**What needs to be done:** Of the lines listed below, how many contain the string "Облигатор"? Answer with the number alone.

Begin Records for the task

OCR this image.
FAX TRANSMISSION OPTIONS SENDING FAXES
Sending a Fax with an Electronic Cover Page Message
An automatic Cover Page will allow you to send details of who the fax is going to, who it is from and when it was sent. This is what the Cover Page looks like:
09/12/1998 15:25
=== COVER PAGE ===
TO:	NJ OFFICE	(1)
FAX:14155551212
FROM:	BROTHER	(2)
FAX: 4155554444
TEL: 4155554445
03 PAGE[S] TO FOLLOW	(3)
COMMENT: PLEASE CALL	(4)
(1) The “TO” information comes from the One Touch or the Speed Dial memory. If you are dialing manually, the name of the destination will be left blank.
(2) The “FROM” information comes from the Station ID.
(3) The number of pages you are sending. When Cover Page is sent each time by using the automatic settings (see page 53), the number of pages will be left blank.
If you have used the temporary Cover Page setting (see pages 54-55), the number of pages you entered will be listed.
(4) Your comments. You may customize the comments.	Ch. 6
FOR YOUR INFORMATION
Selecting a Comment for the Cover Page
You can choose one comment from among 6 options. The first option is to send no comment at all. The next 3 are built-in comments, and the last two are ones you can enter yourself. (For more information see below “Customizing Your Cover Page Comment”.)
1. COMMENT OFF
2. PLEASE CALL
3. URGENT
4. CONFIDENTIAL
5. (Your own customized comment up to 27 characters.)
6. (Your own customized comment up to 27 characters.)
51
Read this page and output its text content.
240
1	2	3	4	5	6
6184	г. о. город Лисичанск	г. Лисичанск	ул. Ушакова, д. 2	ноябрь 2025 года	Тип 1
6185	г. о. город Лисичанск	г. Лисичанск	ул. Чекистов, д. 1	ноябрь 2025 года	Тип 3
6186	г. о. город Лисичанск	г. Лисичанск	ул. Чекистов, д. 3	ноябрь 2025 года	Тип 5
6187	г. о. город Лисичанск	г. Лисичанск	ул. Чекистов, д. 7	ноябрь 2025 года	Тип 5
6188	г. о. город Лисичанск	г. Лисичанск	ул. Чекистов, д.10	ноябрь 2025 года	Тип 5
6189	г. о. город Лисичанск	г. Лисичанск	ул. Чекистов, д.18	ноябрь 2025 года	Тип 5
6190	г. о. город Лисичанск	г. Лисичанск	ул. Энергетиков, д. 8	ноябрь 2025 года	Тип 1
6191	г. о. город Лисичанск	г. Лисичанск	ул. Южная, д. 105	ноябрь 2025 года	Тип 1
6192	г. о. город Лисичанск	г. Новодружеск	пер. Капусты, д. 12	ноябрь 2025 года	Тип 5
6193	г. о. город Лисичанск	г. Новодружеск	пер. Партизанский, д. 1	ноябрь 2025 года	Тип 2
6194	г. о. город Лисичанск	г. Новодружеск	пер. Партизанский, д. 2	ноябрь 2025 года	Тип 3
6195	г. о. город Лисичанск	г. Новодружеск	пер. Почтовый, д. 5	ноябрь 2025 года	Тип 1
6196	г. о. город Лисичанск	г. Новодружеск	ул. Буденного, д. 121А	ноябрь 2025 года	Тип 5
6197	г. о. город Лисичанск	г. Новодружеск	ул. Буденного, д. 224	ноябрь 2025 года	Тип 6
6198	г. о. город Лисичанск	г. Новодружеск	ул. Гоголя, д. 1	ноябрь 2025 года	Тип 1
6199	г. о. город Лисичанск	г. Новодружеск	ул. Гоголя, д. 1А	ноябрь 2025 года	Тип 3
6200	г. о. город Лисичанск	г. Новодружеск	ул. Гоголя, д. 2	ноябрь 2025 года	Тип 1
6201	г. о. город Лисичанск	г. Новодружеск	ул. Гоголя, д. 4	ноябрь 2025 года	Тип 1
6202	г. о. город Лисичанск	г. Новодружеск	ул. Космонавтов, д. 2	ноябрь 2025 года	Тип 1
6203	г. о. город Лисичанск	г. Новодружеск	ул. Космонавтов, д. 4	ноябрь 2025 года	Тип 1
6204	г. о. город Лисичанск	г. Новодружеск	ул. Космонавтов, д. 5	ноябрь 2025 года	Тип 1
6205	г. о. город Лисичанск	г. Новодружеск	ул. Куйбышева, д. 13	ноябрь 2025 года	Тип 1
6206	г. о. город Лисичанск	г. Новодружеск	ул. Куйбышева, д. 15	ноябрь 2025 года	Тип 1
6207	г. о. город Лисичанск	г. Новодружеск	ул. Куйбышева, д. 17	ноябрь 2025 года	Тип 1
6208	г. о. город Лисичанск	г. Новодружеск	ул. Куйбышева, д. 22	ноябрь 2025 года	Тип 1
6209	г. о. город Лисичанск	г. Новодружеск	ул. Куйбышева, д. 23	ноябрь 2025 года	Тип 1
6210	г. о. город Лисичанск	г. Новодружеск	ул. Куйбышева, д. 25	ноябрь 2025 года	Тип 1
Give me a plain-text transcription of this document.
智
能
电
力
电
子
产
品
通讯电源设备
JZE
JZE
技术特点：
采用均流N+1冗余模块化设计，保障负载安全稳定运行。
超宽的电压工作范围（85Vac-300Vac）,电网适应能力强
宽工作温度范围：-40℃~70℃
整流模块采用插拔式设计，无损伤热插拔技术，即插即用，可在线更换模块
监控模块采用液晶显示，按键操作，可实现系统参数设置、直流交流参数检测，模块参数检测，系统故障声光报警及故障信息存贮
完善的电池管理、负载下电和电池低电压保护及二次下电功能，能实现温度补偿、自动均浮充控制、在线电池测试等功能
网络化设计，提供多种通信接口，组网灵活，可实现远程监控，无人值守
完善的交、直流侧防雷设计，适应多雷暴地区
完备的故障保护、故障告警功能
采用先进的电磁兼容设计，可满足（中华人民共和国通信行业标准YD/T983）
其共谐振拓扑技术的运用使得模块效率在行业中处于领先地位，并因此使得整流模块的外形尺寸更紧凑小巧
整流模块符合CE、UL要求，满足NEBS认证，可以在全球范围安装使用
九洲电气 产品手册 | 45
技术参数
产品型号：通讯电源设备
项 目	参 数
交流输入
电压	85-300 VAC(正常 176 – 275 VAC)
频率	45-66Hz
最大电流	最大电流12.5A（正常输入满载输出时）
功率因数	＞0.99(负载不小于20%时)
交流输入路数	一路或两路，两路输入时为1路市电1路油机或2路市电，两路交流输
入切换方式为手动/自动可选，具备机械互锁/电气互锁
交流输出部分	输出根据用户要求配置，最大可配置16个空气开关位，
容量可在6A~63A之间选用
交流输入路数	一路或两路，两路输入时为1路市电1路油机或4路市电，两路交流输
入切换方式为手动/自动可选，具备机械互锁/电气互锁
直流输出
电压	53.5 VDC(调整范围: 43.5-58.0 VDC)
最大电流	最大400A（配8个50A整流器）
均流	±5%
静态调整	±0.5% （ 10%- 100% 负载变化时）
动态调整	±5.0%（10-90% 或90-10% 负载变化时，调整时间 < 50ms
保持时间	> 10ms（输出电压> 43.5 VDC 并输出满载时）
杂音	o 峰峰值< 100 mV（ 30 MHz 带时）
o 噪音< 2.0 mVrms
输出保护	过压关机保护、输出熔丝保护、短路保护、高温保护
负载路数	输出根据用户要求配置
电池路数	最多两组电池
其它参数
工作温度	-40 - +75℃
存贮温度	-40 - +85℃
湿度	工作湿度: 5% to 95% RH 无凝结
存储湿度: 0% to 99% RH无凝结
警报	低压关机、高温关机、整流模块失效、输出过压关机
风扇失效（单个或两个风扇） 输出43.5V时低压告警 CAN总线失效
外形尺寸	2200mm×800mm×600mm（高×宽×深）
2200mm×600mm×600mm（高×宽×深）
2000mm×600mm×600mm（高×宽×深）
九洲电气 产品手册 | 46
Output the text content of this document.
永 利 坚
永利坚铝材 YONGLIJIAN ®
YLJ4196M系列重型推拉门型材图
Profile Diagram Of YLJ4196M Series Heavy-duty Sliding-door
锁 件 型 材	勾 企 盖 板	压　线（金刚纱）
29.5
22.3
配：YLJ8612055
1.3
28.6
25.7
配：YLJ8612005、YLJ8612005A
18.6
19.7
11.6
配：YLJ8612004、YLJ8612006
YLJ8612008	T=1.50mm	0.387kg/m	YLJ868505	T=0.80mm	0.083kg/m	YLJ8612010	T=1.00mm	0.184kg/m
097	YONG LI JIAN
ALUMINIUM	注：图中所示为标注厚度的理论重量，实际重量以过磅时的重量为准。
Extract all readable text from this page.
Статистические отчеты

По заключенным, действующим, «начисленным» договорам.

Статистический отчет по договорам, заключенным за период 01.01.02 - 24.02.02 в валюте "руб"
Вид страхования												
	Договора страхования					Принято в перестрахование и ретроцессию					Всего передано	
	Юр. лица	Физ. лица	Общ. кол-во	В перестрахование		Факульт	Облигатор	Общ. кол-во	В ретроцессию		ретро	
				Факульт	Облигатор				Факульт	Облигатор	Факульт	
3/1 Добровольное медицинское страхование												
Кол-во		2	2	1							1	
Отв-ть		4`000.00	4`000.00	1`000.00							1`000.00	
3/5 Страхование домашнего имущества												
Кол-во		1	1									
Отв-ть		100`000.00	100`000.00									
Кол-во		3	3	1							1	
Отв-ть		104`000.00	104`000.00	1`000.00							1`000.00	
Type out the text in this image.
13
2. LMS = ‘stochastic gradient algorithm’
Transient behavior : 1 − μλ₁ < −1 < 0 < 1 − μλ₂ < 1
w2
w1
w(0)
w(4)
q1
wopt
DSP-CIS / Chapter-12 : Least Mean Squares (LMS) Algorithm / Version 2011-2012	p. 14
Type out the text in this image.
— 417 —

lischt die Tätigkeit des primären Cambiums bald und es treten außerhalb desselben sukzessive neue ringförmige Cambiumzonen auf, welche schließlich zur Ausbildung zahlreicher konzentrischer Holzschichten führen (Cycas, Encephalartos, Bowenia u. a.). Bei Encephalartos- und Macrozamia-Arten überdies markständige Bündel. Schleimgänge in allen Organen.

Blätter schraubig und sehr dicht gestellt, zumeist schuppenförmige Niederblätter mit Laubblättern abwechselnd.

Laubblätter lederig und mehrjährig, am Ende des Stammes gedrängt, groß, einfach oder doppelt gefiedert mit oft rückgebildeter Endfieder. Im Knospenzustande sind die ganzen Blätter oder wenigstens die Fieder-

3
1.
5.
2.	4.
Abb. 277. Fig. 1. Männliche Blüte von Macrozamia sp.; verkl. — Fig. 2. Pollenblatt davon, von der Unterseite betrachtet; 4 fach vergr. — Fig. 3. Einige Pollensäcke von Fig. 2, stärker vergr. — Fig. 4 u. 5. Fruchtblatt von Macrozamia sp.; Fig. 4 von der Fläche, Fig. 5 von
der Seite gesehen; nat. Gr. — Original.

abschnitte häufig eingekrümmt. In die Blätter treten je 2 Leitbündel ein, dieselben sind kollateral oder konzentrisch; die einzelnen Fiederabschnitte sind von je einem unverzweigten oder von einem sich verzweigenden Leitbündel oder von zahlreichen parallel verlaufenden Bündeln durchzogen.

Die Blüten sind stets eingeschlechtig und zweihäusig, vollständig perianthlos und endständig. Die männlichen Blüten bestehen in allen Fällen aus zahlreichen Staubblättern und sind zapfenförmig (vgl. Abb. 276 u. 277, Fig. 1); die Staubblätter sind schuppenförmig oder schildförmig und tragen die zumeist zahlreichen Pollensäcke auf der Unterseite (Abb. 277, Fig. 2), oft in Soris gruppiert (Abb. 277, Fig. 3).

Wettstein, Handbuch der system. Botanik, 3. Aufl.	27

End Records for the task

**Result of the exercise:** 2